GOAL. Some lines in the records below may hold the word "Abertura"; give the number of those lines and nothing else.

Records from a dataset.
-----

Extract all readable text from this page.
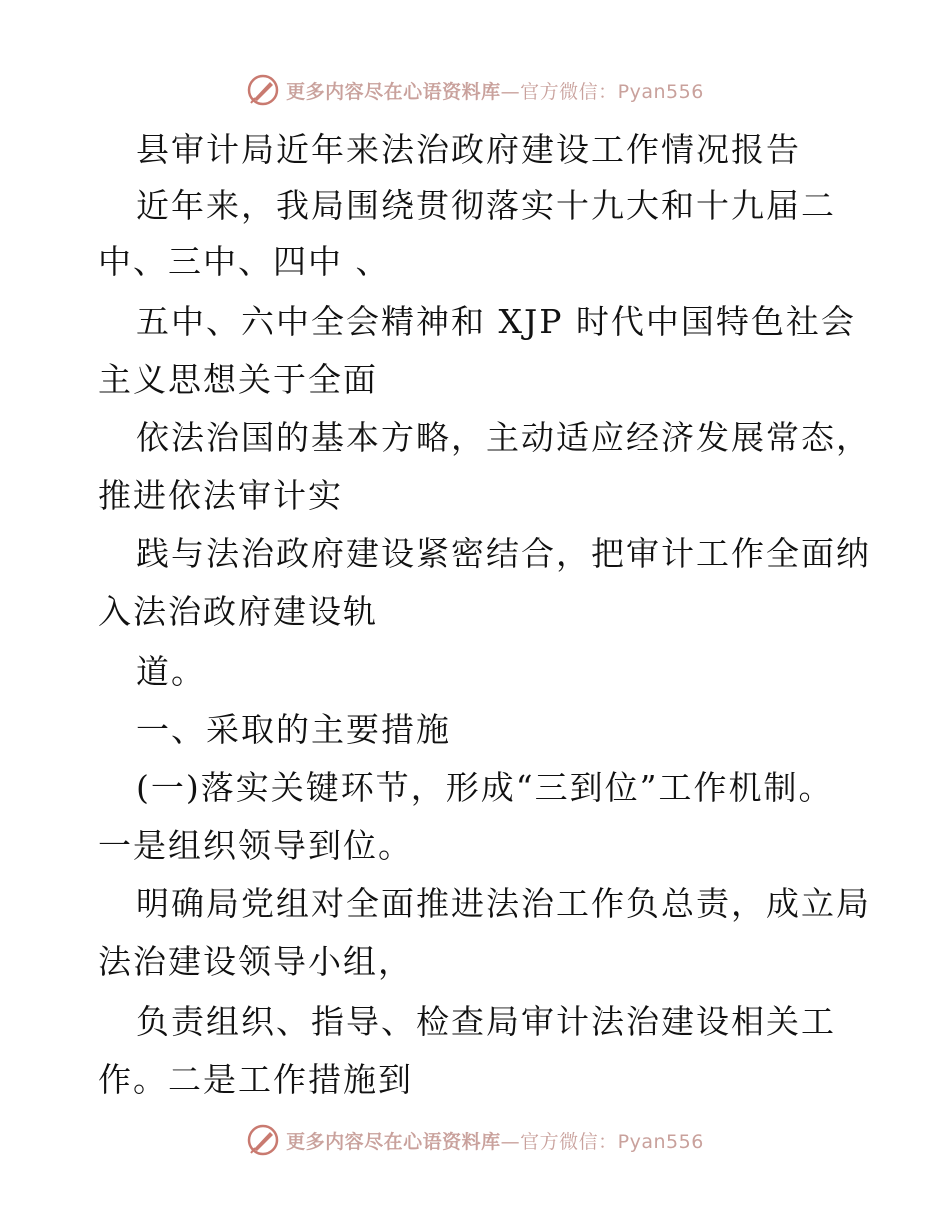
更多内容尽在心语资料库—官方微信：Pyan556
县审计局近年来法治政府建设工作情况报告
近年来，我局围绕贯彻落实十九大和十九届二
中、三中、四中 、
五中、六中全会精神和 XJP 时代中国特色社会
主义思想关于全面
依法治国的基本方略，主动适应经济发展常态，
推进依法审计实
践与法治政府建设紧密结合，把审计工作全面纳
入法治政府建设轨
道。
一、采取的主要措施
(一)落实关键环节，形成“三到位”工作机制。
一是组织领导到位。
明确局党组对全面推进法治工作负总责，成立局
法治建设领导小组，
负责组织、指导、检查局审计法治建设相关工
作。二是工作措施到
更多内容尽在心语资料库—官方微信：Pyan556
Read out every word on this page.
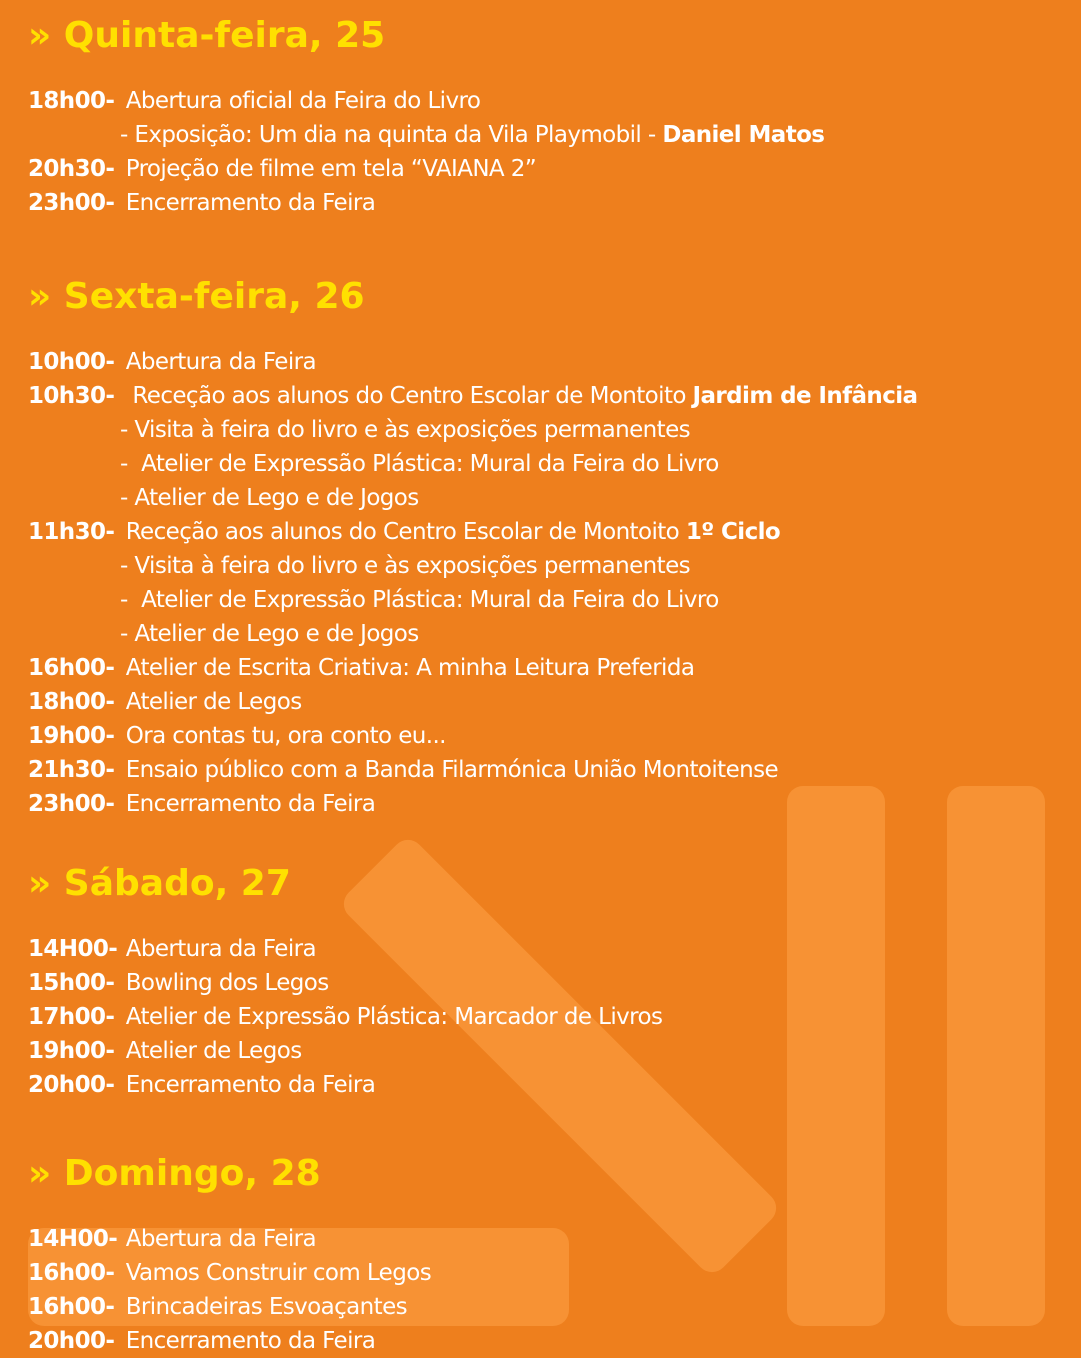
» Quinta-feira, 25
18h00- Abertura oficial da Feira do Livro
- Exposição: Um dia na quinta da Vila Playmobil - Daniel Matos
20h30- Projeção de filme em tela “VAIANA 2”
23h00- Encerramento da Feira
» Sexta-feira, 26
10h00- Abertura da Feira
10h30-  Receção aos alunos do Centro Escolar de Montoito Jardim de Infância
- Visita à feira do livro e às exposições permanentes
-  Atelier de Expressão Plástica: Mural da Feira do Livro
- Atelier de Lego e de Jogos
11h30- Receção aos alunos do Centro Escolar de Montoito 1º Ciclo
- Visita à feira do livro e às exposições permanentes
-  Atelier de Expressão Plástica: Mural da Feira do Livro
- Atelier de Lego e de Jogos
16h00- Atelier de Escrita Criativa: A minha Leitura Preferida
18h00- Atelier de Legos
19h00- Ora contas tu, ora conto eu...
21h30- Ensaio público com a Banda Filarmónica União Montoitense
23h00- Encerramento da Feira
» Sábado, 27
14H00- Abertura da Feira
15h00- Bowling dos Legos
17h00- Atelier de Expressão Plástica: Marcador de Livros
19h00- Atelier de Legos
20h00- Encerramento da Feira
» Domingo, 28
14H00- Abertura da Feira
16h00- Vamos Construir com Legos
16h00- Brincadeiras Esvoaçantes
20h00- Encerramento da Feira
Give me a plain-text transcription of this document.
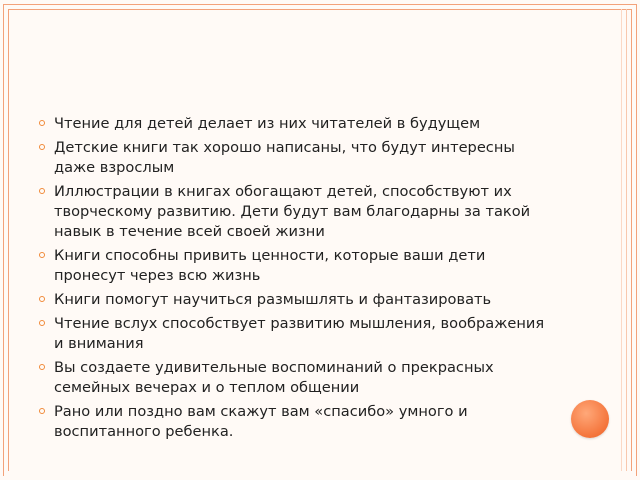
Чтение для детей делает из них читателей в будущем
Детские книги так хорошо написаны, что будут интересны даже взрослым
Иллюстрации в книгах обогащают детей, способствуют их творческому развитию. Дети будут вам благодарны за такой навык в течение всей своей жизни
Книги способны привить ценности, которые ваши дети пронесут через всю жизнь
Книги помогут научиться размышлять и фантазировать
Чтение вслух способствует развитию мышления, воображения и внимания
Вы создаете удивительные воспоминаний о прекрасных семейных вечерах и о теплом общении
Рано или поздно вам скажут вам «спасибо» умного и воспитанного ребенка.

-----

REPLY. 4